* _SUPPLIED DATA_
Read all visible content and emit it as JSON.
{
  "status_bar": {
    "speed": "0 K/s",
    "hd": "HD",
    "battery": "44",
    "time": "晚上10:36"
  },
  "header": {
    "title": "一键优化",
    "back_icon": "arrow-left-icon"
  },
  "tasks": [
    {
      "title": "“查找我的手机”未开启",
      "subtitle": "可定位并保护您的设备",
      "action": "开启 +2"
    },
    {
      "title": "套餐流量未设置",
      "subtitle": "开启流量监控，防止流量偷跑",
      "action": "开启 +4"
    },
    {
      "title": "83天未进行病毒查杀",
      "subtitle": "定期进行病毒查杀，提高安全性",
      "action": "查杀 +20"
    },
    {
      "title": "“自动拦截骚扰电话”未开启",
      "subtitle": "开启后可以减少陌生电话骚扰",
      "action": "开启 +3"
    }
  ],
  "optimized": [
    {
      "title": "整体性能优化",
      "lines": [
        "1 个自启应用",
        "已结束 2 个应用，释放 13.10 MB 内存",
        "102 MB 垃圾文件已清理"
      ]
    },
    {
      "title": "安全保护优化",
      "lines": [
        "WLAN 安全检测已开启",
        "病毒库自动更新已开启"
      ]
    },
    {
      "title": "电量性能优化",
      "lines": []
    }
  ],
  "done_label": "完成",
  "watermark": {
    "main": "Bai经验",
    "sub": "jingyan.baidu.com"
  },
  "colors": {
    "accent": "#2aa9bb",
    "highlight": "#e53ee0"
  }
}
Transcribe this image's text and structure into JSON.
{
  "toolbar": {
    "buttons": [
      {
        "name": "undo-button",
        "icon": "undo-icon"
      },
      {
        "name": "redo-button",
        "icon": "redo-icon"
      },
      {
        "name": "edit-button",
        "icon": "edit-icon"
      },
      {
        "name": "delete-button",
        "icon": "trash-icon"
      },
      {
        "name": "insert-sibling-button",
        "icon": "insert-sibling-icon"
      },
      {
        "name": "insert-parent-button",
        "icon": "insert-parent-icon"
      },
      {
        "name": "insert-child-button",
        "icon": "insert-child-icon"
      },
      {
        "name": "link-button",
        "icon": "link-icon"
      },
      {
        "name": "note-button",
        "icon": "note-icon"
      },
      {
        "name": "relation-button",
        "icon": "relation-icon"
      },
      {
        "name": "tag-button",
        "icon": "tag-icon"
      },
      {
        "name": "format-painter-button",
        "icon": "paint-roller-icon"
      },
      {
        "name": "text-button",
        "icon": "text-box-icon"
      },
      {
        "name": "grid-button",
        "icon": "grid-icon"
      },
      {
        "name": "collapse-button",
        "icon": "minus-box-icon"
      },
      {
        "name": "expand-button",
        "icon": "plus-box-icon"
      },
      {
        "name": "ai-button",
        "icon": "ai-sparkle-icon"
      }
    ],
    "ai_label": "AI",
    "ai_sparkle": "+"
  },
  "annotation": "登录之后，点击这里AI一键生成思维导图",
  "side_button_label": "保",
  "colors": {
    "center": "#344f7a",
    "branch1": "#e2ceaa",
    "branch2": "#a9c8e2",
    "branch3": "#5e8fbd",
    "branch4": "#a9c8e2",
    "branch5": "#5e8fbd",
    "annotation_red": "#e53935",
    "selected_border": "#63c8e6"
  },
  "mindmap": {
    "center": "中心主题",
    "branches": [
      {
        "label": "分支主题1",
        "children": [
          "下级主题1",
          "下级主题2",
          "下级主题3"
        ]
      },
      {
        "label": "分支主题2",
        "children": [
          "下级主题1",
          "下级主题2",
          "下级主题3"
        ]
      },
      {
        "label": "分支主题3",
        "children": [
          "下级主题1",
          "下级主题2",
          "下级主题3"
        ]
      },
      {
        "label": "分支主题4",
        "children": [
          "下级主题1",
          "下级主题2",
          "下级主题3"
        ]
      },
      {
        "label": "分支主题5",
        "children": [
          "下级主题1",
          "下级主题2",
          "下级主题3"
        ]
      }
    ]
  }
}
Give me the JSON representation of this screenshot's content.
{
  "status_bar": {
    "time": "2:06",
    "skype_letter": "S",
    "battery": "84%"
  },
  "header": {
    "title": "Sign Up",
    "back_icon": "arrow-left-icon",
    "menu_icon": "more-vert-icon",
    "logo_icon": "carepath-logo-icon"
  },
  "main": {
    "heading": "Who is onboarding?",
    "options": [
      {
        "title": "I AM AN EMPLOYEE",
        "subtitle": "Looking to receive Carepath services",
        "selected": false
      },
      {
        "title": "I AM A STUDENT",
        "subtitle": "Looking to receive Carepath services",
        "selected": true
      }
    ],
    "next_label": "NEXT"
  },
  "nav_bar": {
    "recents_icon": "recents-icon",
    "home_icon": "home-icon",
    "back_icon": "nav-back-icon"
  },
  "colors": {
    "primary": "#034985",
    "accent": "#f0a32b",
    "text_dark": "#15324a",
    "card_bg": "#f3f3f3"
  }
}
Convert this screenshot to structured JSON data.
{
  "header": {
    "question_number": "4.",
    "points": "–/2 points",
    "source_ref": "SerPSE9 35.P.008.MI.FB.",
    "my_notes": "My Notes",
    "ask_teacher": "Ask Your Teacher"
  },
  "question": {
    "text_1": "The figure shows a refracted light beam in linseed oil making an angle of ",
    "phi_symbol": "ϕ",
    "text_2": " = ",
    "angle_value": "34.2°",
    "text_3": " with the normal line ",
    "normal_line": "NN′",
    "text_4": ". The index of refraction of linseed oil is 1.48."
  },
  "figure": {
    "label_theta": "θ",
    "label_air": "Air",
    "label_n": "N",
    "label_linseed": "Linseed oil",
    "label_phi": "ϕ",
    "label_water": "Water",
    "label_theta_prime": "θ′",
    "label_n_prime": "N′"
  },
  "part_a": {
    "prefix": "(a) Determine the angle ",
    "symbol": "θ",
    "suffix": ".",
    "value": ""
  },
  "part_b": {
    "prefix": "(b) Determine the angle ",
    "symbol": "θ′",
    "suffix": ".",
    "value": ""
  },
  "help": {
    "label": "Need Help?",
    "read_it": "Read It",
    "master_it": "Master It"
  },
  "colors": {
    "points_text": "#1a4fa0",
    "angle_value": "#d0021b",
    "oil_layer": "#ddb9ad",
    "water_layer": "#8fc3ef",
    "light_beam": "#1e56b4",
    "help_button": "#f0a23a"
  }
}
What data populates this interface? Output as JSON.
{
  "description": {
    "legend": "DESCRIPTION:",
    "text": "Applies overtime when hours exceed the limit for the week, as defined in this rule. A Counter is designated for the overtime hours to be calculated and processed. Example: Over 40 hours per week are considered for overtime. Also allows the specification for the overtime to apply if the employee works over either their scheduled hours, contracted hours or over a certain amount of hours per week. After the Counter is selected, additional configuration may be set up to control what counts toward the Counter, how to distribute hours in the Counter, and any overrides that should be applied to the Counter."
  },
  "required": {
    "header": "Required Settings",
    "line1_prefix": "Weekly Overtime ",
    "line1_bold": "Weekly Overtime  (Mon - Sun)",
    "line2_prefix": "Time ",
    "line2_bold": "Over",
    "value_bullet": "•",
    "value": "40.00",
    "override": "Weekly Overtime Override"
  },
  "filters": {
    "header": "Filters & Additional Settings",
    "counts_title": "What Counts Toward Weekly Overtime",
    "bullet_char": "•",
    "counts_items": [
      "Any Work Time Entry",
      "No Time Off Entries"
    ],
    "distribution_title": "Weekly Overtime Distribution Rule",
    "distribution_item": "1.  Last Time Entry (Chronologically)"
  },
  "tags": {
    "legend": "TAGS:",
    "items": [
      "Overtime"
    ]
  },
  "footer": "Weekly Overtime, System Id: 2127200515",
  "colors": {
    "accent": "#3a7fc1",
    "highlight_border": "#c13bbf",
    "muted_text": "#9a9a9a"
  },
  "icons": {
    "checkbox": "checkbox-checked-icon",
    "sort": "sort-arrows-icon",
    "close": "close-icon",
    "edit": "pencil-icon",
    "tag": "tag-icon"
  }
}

* _DO THIS_
In the data above, tally the lines holding "content" and answer with the figure only.

* _FINAL RESULT_
2